Source records:
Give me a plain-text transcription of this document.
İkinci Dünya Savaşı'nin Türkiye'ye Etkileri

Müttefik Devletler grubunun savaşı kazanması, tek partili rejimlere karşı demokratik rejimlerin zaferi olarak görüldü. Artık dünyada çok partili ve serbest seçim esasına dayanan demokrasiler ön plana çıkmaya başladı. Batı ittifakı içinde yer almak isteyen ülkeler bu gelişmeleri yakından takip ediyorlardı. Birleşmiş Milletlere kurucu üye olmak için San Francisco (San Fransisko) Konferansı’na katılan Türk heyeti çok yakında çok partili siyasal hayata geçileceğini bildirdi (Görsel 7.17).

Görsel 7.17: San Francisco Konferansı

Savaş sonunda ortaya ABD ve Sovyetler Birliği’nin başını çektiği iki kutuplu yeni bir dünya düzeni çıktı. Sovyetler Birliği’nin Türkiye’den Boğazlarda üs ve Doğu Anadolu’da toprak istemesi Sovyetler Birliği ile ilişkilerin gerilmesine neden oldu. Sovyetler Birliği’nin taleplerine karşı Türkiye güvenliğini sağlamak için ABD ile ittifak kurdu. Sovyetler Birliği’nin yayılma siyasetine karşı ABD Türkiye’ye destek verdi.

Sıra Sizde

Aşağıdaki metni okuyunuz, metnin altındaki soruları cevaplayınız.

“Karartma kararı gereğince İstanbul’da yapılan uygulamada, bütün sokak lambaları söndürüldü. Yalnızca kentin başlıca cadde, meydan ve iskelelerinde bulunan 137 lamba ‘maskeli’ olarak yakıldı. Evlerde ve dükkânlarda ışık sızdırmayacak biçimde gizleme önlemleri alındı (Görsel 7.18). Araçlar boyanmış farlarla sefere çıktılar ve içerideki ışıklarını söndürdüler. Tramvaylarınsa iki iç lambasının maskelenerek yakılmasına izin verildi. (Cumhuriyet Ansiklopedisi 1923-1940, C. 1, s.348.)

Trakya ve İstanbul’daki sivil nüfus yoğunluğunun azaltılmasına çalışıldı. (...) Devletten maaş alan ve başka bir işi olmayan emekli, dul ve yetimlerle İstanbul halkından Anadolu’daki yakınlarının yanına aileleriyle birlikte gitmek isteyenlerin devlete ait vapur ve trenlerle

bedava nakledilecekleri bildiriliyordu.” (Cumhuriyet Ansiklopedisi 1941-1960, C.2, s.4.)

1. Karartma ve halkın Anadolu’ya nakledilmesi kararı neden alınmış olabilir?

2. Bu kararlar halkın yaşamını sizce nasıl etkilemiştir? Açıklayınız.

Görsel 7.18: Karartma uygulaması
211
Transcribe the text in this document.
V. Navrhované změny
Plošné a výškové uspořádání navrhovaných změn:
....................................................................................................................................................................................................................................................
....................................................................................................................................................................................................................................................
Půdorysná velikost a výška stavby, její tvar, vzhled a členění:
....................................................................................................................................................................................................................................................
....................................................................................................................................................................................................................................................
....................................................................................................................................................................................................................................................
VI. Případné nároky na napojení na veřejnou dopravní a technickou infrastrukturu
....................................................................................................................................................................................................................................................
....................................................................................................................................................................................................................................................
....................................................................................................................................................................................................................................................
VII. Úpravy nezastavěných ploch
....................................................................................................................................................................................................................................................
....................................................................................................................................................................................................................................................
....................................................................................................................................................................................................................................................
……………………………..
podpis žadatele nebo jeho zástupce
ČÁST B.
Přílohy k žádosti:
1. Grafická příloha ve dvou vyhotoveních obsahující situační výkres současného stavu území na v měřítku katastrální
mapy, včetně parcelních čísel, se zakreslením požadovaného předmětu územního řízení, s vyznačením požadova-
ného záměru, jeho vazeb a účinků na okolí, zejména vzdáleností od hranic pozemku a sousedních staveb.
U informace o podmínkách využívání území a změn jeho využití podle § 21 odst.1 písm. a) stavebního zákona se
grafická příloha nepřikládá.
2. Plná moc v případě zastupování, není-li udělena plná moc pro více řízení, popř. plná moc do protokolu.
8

* [EXERCISE REQUIREMENTS]: Using the records above, copy every line that has the word "Francisco" in it.

* [RESULT OF THE EXERCISE]:
Müttefik Devletler grubunun savaşı kazanması, tek partili rejimlere karşı demokratik rejimlerin zaferi olarak görüldü. Artık dünyada çok partili ve serbest seçim esasına dayanan demokrasiler ön plana çıkmaya başladı. Batı ittifakı içinde yer almak isteyen ülkeler bu gelişmeleri yakından takip ediyorlardı. Birleşmiş Milletlere kurucu üye olmak için San Francisco (San Fransisko) Konferansı’na katılan Türk heyeti çok yakında çok partili siyasal hayata geçileceğini bildirdi (Görsel 7.17).
Görsel 7.17: San Francisco Konferansı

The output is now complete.